== RECORD SET

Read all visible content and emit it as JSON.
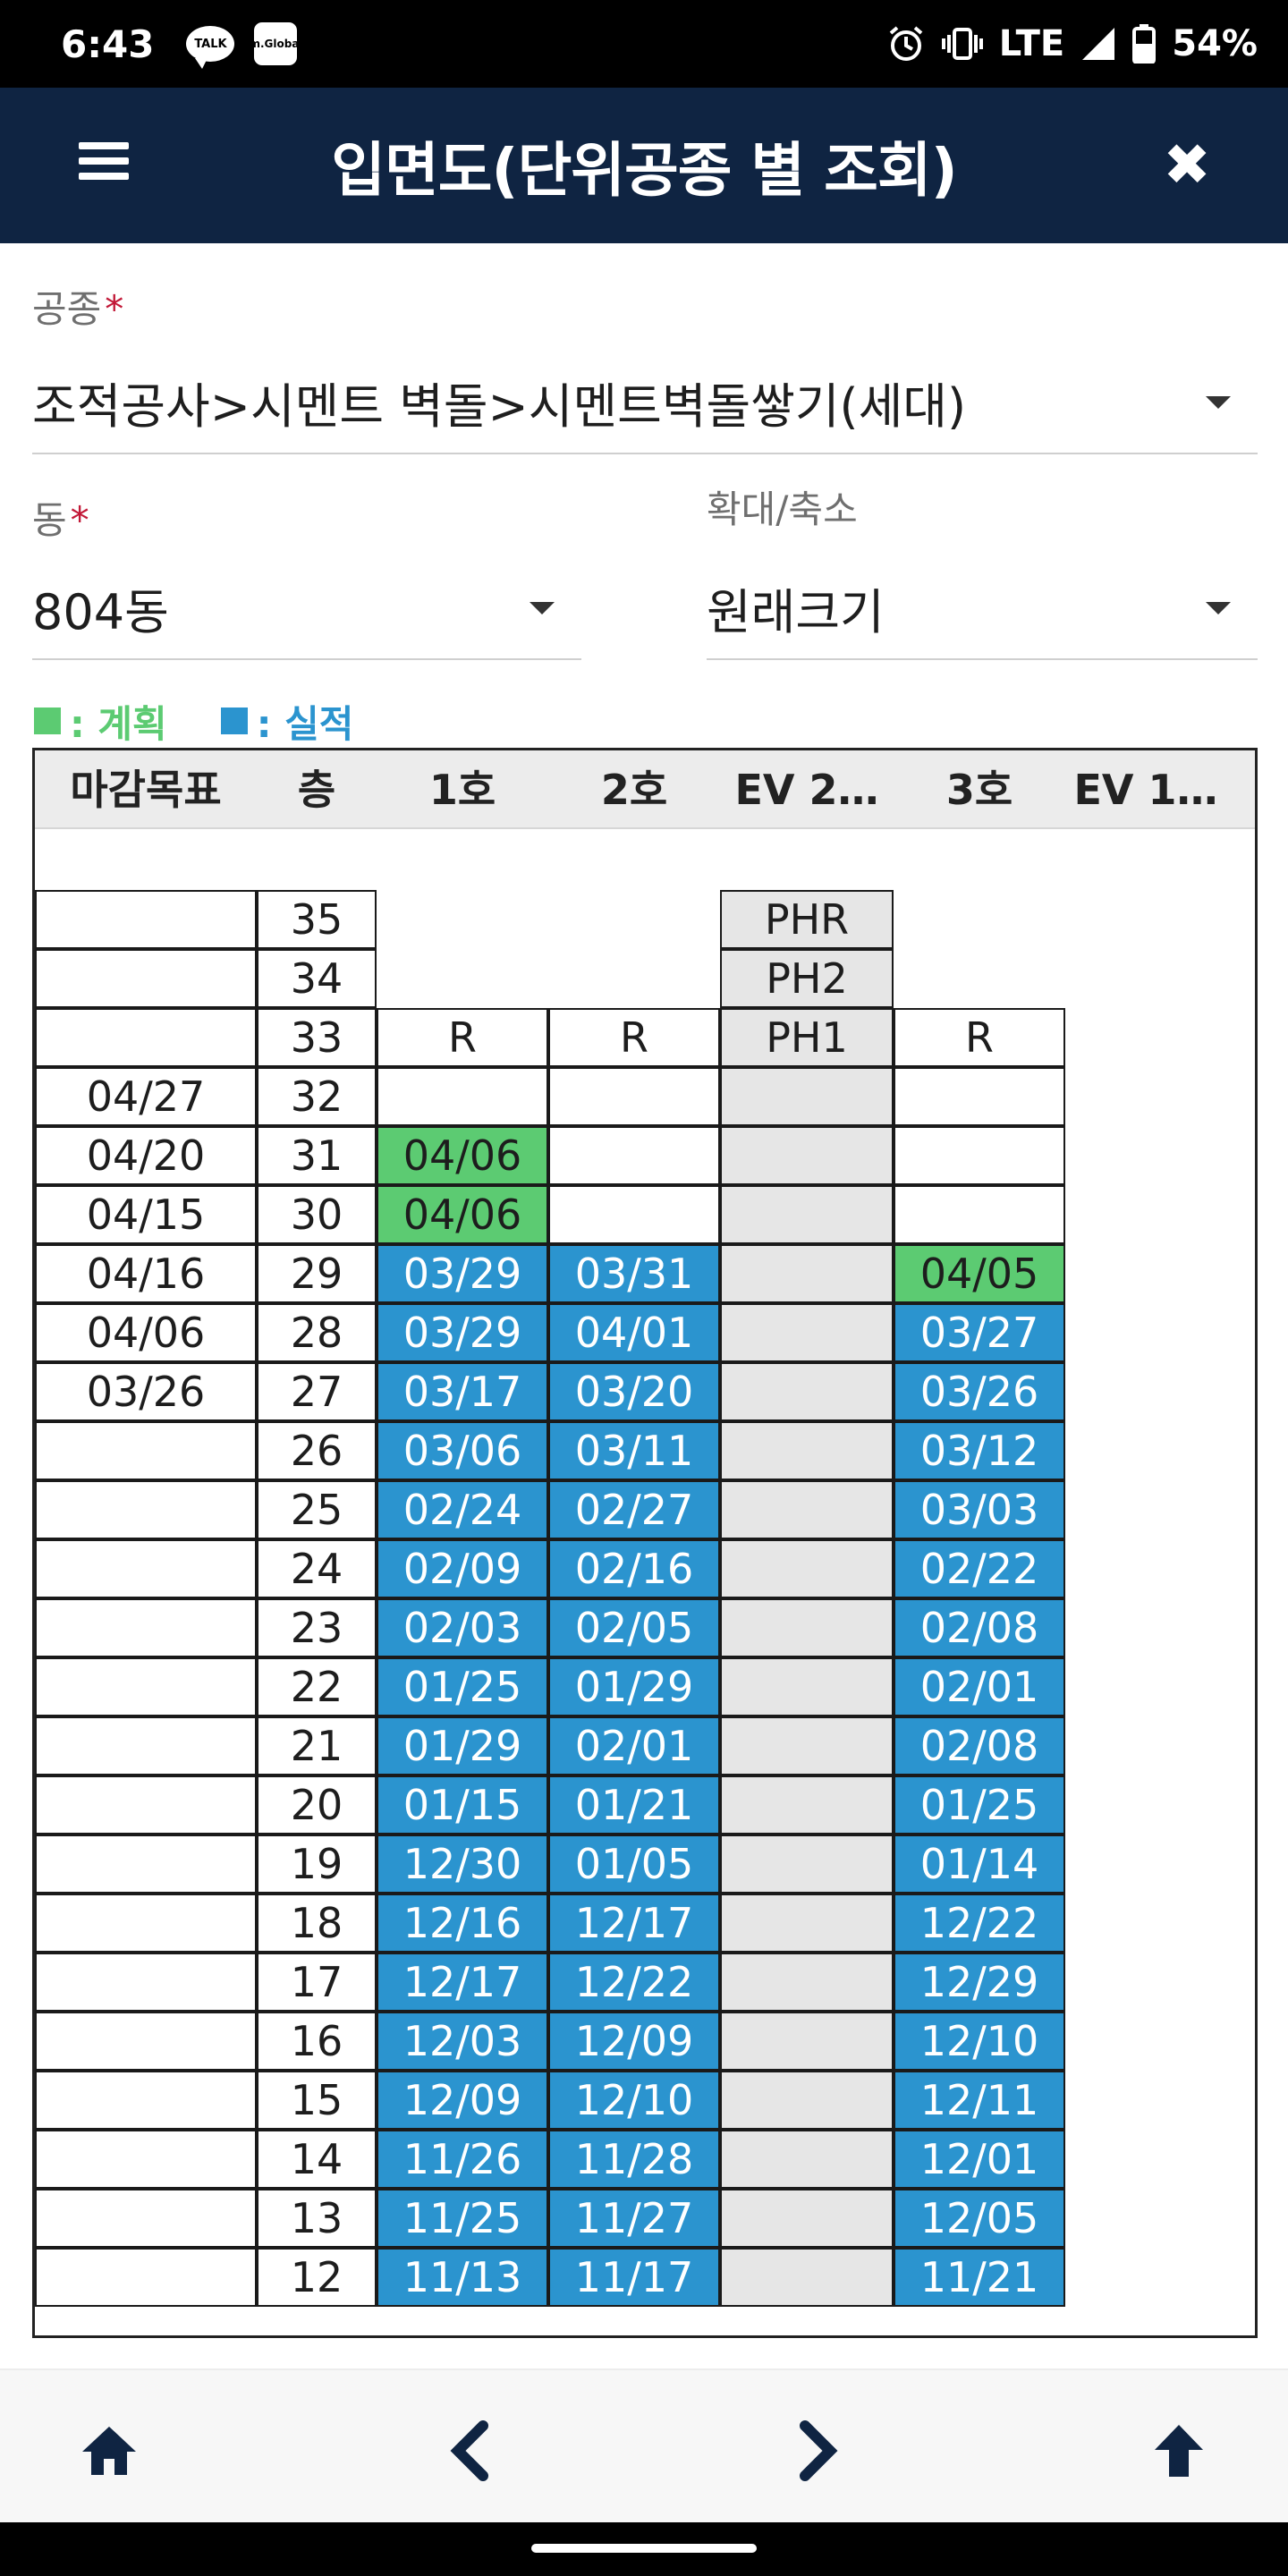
{
  "status_bar": {
    "time": "6:43",
    "apps": [
      {
        "name": "talk-icon",
        "label": "TALK"
      },
      {
        "name": "global-icon",
        "label": "m.Global"
      }
    ],
    "network": "LTE",
    "battery": "54%",
    "icons": [
      "alarm-icon",
      "vibrate-icon",
      "signal-icon",
      "battery-icon"
    ]
  },
  "header": {
    "title": "입면도(단위공종 별 조회)",
    "menu_icon": "hamburger-icon",
    "close_icon": "close-icon",
    "close_glyph": "✖"
  },
  "form": {
    "trade_label": "공종",
    "trade_value": "조적공사>시멘트 벽돌>시멘트벽돌쌓기(세대)",
    "building_label": "동",
    "building_value": "804동",
    "zoom_label": "확대/축소",
    "zoom_value": "원래크기",
    "required_mark": "*"
  },
  "legend": {
    "plan": {
      "label": ": 계획",
      "color": "#5ccb72"
    },
    "actual": {
      "label": ": 실적",
      "color": "#2b94cf"
    }
  },
  "grid": {
    "headers": [
      "마감목표",
      "층",
      "1호",
      "2호",
      "EV 2…",
      "3호",
      "EV 1…"
    ],
    "rows": [
      {
        "target": "",
        "floor": "35",
        "u1": {
          "text": "",
          "status": "none"
        },
        "u2": {
          "text": "",
          "status": "none"
        },
        "ev2": "PHR",
        "u3": {
          "text": "",
          "status": "none"
        }
      },
      {
        "target": "",
        "floor": "34",
        "u1": {
          "text": "",
          "status": "none"
        },
        "u2": {
          "text": "",
          "status": "none"
        },
        "ev2": "PH2",
        "u3": {
          "text": "",
          "status": "none"
        }
      },
      {
        "target": "",
        "floor": "33",
        "u1": {
          "text": "R",
          "status": "empty"
        },
        "u2": {
          "text": "R",
          "status": "empty"
        },
        "ev2": "PH1",
        "u3": {
          "text": "R",
          "status": "empty"
        }
      },
      {
        "target": "04/27",
        "floor": "32",
        "u1": {
          "text": "",
          "status": "empty"
        },
        "u2": {
          "text": "",
          "status": "empty"
        },
        "ev2": "",
        "u3": {
          "text": "",
          "status": "empty"
        }
      },
      {
        "target": "04/20",
        "floor": "31",
        "u1": {
          "text": "04/06",
          "status": "plan"
        },
        "u2": {
          "text": "",
          "status": "empty"
        },
        "ev2": "",
        "u3": {
          "text": "",
          "status": "empty"
        }
      },
      {
        "target": "04/15",
        "floor": "30",
        "u1": {
          "text": "04/06",
          "status": "plan"
        },
        "u2": {
          "text": "",
          "status": "empty"
        },
        "ev2": "",
        "u3": {
          "text": "",
          "status": "empty"
        }
      },
      {
        "target": "04/16",
        "floor": "29",
        "u1": {
          "text": "03/29",
          "status": "actual"
        },
        "u2": {
          "text": "03/31",
          "status": "actual"
        },
        "ev2": "",
        "u3": {
          "text": "04/05",
          "status": "plan"
        }
      },
      {
        "target": "04/06",
        "floor": "28",
        "u1": {
          "text": "03/29",
          "status": "actual"
        },
        "u2": {
          "text": "04/01",
          "status": "actual"
        },
        "ev2": "",
        "u3": {
          "text": "03/27",
          "status": "actual"
        }
      },
      {
        "target": "03/26",
        "floor": "27",
        "u1": {
          "text": "03/17",
          "status": "actual"
        },
        "u2": {
          "text": "03/20",
          "status": "actual"
        },
        "ev2": "",
        "u3": {
          "text": "03/26",
          "status": "actual"
        }
      },
      {
        "target": "",
        "floor": "26",
        "u1": {
          "text": "03/06",
          "status": "actual"
        },
        "u2": {
          "text": "03/11",
          "status": "actual"
        },
        "ev2": "",
        "u3": {
          "text": "03/12",
          "status": "actual"
        }
      },
      {
        "target": "",
        "floor": "25",
        "u1": {
          "text": "02/24",
          "status": "actual"
        },
        "u2": {
          "text": "02/27",
          "status": "actual"
        },
        "ev2": "",
        "u3": {
          "text": "03/03",
          "status": "actual"
        }
      },
      {
        "target": "",
        "floor": "24",
        "u1": {
          "text": "02/09",
          "status": "actual"
        },
        "u2": {
          "text": "02/16",
          "status": "actual"
        },
        "ev2": "",
        "u3": {
          "text": "02/22",
          "status": "actual"
        }
      },
      {
        "target": "",
        "floor": "23",
        "u1": {
          "text": "02/03",
          "status": "actual"
        },
        "u2": {
          "text": "02/05",
          "status": "actual"
        },
        "ev2": "",
        "u3": {
          "text": "02/08",
          "status": "actual"
        }
      },
      {
        "target": "",
        "floor": "22",
        "u1": {
          "text": "01/25",
          "status": "actual"
        },
        "u2": {
          "text": "01/29",
          "status": "actual"
        },
        "ev2": "",
        "u3": {
          "text": "02/01",
          "status": "actual"
        }
      },
      {
        "target": "",
        "floor": "21",
        "u1": {
          "text": "01/29",
          "status": "actual"
        },
        "u2": {
          "text": "02/01",
          "status": "actual"
        },
        "ev2": "",
        "u3": {
          "text": "02/08",
          "status": "actual"
        }
      },
      {
        "target": "",
        "floor": "20",
        "u1": {
          "text": "01/15",
          "status": "actual"
        },
        "u2": {
          "text": "01/21",
          "status": "actual"
        },
        "ev2": "",
        "u3": {
          "text": "01/25",
          "status": "actual"
        }
      },
      {
        "target": "",
        "floor": "19",
        "u1": {
          "text": "12/30",
          "status": "actual"
        },
        "u2": {
          "text": "01/05",
          "status": "actual"
        },
        "ev2": "",
        "u3": {
          "text": "01/14",
          "status": "actual"
        }
      },
      {
        "target": "",
        "floor": "18",
        "u1": {
          "text": "12/16",
          "status": "actual"
        },
        "u2": {
          "text": "12/17",
          "status": "actual"
        },
        "ev2": "",
        "u3": {
          "text": "12/22",
          "status": "actual"
        }
      },
      {
        "target": "",
        "floor": "17",
        "u1": {
          "text": "12/17",
          "status": "actual"
        },
        "u2": {
          "text": "12/22",
          "status": "actual"
        },
        "ev2": "",
        "u3": {
          "text": "12/29",
          "status": "actual"
        }
      },
      {
        "target": "",
        "floor": "16",
        "u1": {
          "text": "12/03",
          "status": "actual"
        },
        "u2": {
          "text": "12/09",
          "status": "actual"
        },
        "ev2": "",
        "u3": {
          "text": "12/10",
          "status": "actual"
        }
      },
      {
        "target": "",
        "floor": "15",
        "u1": {
          "text": "12/09",
          "status": "actual"
        },
        "u2": {
          "text": "12/10",
          "status": "actual"
        },
        "ev2": "",
        "u3": {
          "text": "12/11",
          "status": "actual"
        }
      },
      {
        "target": "",
        "floor": "14",
        "u1": {
          "text": "11/26",
          "status": "actual"
        },
        "u2": {
          "text": "11/28",
          "status": "actual"
        },
        "ev2": "",
        "u3": {
          "text": "12/01",
          "status": "actual"
        }
      },
      {
        "target": "",
        "floor": "13",
        "u1": {
          "text": "11/25",
          "status": "actual"
        },
        "u2": {
          "text": "11/27",
          "status": "actual"
        },
        "ev2": "",
        "u3": {
          "text": "12/05",
          "status": "actual"
        }
      },
      {
        "target": "",
        "floor": "12",
        "u1": {
          "text": "11/13",
          "status": "actual"
        },
        "u2": {
          "text": "11/17",
          "status": "actual"
        },
        "ev2": "",
        "u3": {
          "text": "11/21",
          "status": "actual"
        }
      }
    ]
  },
  "bottom_nav": {
    "items": [
      "home-icon",
      "chevron-left-icon",
      "chevron-right-icon",
      "arrow-up-icon"
    ]
  }
}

====

## [WHAT THE TASK ASKS]
Using the records above, copy every line that has the word "chevron" in it.

## [FINISHED ANSWER]
      "chevron-left-icon",
      "chevron-right-icon",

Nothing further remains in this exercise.